Extracted data.

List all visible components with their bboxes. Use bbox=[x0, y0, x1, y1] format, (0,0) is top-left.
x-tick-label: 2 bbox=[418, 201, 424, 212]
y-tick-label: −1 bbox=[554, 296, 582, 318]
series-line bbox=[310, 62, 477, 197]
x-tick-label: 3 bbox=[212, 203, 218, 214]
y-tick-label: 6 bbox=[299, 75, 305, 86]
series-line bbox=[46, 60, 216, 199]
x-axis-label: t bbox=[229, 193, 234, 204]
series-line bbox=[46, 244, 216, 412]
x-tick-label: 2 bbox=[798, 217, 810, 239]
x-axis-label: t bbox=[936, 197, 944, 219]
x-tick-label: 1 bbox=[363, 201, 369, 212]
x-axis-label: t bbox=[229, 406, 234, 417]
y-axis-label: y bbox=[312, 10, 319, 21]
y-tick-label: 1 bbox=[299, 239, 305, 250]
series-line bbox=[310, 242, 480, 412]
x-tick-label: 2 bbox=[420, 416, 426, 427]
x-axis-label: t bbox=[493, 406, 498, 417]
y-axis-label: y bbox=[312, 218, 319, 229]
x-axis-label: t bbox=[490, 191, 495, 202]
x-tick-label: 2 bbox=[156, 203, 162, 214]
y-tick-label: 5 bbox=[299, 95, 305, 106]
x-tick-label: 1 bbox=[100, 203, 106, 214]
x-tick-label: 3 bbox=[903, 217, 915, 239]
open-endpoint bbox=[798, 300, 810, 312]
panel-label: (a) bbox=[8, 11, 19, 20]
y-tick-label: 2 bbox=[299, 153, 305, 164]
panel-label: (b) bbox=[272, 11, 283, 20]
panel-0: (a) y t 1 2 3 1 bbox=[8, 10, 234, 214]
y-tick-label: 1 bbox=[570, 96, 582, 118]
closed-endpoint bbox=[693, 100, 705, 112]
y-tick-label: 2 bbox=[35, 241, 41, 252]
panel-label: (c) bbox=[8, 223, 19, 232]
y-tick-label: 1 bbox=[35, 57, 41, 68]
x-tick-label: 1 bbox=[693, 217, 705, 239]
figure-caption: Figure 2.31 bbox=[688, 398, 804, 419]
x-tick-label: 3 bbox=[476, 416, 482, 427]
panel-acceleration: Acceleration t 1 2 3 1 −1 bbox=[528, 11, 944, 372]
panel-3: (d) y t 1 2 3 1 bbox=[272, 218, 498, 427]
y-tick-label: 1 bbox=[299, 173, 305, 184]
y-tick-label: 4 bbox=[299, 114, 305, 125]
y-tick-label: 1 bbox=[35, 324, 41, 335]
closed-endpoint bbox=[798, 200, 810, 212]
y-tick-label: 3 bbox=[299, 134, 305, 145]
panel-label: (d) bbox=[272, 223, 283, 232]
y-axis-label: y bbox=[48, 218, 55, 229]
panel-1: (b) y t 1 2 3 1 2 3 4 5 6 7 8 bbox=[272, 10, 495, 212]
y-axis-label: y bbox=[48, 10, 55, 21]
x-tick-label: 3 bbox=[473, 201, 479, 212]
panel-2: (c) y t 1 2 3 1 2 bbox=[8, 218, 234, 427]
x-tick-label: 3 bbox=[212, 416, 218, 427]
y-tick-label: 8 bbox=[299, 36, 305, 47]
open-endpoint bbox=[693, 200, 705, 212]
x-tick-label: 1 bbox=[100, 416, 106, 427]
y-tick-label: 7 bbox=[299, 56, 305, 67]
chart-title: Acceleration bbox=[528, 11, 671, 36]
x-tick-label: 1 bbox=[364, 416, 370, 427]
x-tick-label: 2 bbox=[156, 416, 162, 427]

Stated task.
Could you edit the items above so that every "series-line" becomes "data-curve", leaving everything else as it is?

Full response.
List all visible components with their bboxes. Use bbox=[x0, y0, x1, y1] format, (0,0) is top-left.
x-tick-label: 2 bbox=[418, 201, 424, 212]
y-tick-label: −1 bbox=[554, 296, 582, 318]
data-curve bbox=[310, 62, 477, 197]
x-tick-label: 3 bbox=[212, 203, 218, 214]
y-tick-label: 6 bbox=[299, 75, 305, 86]
data-curve bbox=[46, 60, 216, 199]
x-axis-label: t bbox=[229, 193, 234, 204]
data-curve bbox=[46, 244, 216, 412]
x-tick-label: 2 bbox=[798, 217, 810, 239]
x-axis-label: t bbox=[936, 197, 944, 219]
x-tick-label: 1 bbox=[363, 201, 369, 212]
x-axis-label: t bbox=[229, 406, 234, 417]
y-axis-label: y bbox=[312, 10, 319, 21]
y-tick-label: 1 bbox=[299, 239, 305, 250]
data-curve bbox=[310, 242, 480, 412]
x-tick-label: 2 bbox=[420, 416, 426, 427]
x-axis-label: t bbox=[493, 406, 498, 417]
y-axis-label: y bbox=[312, 218, 319, 229]
x-axis-label: t bbox=[490, 191, 495, 202]
x-tick-label: 2 bbox=[156, 203, 162, 214]
y-tick-label: 5 bbox=[299, 95, 305, 106]
x-tick-label: 1 bbox=[100, 203, 106, 214]
x-tick-label: 3 bbox=[903, 217, 915, 239]
open-endpoint bbox=[798, 300, 810, 312]
panel-label: (a) bbox=[8, 11, 19, 20]
y-tick-label: 2 bbox=[299, 153, 305, 164]
panel-label: (b) bbox=[272, 11, 283, 20]
panel-0: (a) y t 1 2 3 1 bbox=[8, 10, 234, 214]
y-tick-label: 1 bbox=[570, 96, 582, 118]
closed-endpoint bbox=[693, 100, 705, 112]
y-tick-label: 2 bbox=[35, 241, 41, 252]
panel-label: (c) bbox=[8, 223, 19, 232]
y-tick-label: 1 bbox=[35, 57, 41, 68]
x-tick-label: 1 bbox=[693, 217, 705, 239]
figure-caption: Figure 2.31 bbox=[688, 398, 804, 419]
x-tick-label: 3 bbox=[476, 416, 482, 427]
panel-acceleration: Acceleration t 1 2 3 1 −1 bbox=[528, 11, 944, 372]
panel-3: (d) y t 1 2 3 1 bbox=[272, 218, 498, 427]
y-tick-label: 1 bbox=[299, 173, 305, 184]
y-tick-label: 4 bbox=[299, 114, 305, 125]
y-tick-label: 1 bbox=[35, 324, 41, 335]
closed-endpoint bbox=[798, 200, 810, 212]
y-tick-label: 3 bbox=[299, 134, 305, 145]
panel-label: (d) bbox=[272, 223, 283, 232]
y-axis-label: y bbox=[48, 218, 55, 229]
panel-1: (b) y t 1 2 3 1 2 3 4 5 6 7 8 bbox=[272, 10, 495, 212]
y-axis-label: y bbox=[48, 10, 55, 21]
x-tick-label: 3 bbox=[473, 201, 479, 212]
panel-2: (c) y t 1 2 3 1 2 bbox=[8, 218, 234, 427]
x-tick-label: 3 bbox=[212, 416, 218, 427]
y-tick-label: 8 bbox=[299, 36, 305, 47]
open-endpoint bbox=[693, 200, 705, 212]
x-tick-label: 1 bbox=[100, 416, 106, 427]
y-tick-label: 7 bbox=[299, 56, 305, 67]
chart-title: Acceleration bbox=[528, 11, 671, 36]
x-tick-label: 1 bbox=[364, 416, 370, 427]
x-tick-label: 2 bbox=[156, 416, 162, 427]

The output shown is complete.